▶ _OBJECTIVE_:
Write the count of lines that contain the word "procedure" and nothing else.

▶ _RAW DATA_:
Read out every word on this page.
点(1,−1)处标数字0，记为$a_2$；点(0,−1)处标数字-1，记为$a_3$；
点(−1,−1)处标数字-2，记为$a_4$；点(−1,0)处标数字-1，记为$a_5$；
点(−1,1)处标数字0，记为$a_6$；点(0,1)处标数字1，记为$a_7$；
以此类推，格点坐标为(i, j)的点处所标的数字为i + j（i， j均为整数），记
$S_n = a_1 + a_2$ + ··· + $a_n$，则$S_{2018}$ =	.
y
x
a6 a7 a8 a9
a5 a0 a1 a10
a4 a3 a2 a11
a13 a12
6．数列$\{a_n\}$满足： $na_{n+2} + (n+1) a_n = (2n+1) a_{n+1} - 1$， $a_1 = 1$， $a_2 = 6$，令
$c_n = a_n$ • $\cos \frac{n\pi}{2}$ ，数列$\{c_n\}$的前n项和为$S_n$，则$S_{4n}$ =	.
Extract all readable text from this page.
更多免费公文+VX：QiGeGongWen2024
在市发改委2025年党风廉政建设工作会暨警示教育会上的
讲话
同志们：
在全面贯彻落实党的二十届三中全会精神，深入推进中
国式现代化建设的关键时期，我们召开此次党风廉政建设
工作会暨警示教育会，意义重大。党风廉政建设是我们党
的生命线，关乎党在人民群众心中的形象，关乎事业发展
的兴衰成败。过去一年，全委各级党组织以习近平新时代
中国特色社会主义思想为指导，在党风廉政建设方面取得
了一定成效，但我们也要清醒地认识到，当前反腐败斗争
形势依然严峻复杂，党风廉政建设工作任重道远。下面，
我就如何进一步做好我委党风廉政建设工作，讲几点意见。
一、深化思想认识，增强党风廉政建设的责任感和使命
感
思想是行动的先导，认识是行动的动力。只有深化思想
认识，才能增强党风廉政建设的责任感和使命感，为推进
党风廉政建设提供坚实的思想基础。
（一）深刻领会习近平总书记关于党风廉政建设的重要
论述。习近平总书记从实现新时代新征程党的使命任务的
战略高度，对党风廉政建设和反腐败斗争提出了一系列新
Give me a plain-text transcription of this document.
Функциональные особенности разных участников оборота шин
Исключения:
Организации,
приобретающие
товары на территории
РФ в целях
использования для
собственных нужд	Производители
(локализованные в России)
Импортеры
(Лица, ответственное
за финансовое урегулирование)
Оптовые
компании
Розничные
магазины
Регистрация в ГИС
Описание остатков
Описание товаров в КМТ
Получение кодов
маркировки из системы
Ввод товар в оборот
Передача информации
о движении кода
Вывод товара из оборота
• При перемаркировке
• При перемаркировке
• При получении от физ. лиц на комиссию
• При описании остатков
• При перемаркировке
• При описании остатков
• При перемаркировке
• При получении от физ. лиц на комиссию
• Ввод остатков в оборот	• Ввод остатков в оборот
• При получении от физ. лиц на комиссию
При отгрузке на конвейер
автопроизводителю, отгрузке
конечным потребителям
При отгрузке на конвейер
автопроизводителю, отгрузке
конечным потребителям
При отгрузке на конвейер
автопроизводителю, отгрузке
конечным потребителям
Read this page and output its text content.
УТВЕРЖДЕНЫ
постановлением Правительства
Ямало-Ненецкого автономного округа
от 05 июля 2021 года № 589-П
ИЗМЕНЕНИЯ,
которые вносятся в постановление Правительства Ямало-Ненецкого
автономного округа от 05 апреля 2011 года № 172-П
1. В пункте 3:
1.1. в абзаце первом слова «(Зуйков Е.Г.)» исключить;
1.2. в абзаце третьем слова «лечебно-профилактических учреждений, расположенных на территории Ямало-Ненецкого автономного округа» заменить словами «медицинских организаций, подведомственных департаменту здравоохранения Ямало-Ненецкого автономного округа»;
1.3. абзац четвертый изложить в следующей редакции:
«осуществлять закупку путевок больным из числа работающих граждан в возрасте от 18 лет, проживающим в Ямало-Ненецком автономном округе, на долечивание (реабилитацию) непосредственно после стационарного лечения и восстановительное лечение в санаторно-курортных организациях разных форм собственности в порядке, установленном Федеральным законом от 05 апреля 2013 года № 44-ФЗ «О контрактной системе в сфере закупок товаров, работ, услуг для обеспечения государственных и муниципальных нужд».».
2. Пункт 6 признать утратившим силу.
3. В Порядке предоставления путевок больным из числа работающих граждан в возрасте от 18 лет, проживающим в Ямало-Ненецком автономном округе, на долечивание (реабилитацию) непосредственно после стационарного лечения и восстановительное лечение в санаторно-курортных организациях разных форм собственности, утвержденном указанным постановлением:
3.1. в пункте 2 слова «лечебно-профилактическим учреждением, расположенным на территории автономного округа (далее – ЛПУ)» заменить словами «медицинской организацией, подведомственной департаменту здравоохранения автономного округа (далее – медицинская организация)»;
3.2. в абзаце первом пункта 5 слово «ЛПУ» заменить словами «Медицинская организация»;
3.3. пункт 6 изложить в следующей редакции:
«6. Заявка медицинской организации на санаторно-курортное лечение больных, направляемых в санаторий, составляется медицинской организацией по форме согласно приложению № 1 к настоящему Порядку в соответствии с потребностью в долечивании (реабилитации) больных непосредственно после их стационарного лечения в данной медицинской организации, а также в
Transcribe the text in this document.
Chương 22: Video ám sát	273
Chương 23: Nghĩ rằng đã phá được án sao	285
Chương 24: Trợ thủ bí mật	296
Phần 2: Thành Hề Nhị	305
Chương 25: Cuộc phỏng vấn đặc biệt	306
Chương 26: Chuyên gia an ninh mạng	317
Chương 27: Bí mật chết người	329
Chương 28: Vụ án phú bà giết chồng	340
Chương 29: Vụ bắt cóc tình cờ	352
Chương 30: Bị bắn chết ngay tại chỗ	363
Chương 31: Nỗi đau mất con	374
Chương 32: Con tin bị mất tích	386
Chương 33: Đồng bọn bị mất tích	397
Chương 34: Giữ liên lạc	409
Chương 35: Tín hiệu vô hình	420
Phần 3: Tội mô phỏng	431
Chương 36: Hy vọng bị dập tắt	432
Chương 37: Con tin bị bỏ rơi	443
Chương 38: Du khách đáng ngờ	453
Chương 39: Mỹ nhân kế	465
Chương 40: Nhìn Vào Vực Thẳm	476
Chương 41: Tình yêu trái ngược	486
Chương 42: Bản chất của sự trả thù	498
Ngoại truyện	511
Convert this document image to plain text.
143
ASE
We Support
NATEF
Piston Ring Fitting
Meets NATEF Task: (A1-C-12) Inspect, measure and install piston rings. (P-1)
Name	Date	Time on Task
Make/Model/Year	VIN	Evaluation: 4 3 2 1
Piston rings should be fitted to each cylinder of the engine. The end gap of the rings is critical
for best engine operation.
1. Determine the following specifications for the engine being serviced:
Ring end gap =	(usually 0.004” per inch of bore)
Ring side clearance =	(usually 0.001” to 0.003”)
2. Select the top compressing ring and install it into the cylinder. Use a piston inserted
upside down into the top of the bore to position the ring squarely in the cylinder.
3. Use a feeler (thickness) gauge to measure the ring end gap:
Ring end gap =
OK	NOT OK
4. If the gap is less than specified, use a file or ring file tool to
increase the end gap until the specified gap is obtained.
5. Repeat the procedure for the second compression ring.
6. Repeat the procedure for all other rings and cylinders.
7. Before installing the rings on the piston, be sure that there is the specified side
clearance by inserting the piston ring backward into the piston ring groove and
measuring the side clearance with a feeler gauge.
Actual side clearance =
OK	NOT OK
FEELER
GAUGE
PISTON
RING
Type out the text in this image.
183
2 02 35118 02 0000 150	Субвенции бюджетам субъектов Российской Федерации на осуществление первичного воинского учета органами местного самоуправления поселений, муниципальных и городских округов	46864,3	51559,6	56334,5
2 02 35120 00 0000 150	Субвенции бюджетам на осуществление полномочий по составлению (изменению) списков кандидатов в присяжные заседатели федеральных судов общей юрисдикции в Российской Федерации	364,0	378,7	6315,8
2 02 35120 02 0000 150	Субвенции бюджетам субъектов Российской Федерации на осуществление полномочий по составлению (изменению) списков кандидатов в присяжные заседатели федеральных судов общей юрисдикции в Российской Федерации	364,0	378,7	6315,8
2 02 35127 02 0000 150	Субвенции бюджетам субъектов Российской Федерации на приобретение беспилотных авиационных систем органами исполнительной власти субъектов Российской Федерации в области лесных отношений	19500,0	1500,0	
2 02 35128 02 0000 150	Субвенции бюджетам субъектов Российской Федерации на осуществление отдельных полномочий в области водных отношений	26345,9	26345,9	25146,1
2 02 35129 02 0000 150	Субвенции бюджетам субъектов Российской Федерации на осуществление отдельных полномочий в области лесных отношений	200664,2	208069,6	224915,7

▶ _SOLUTION_:
2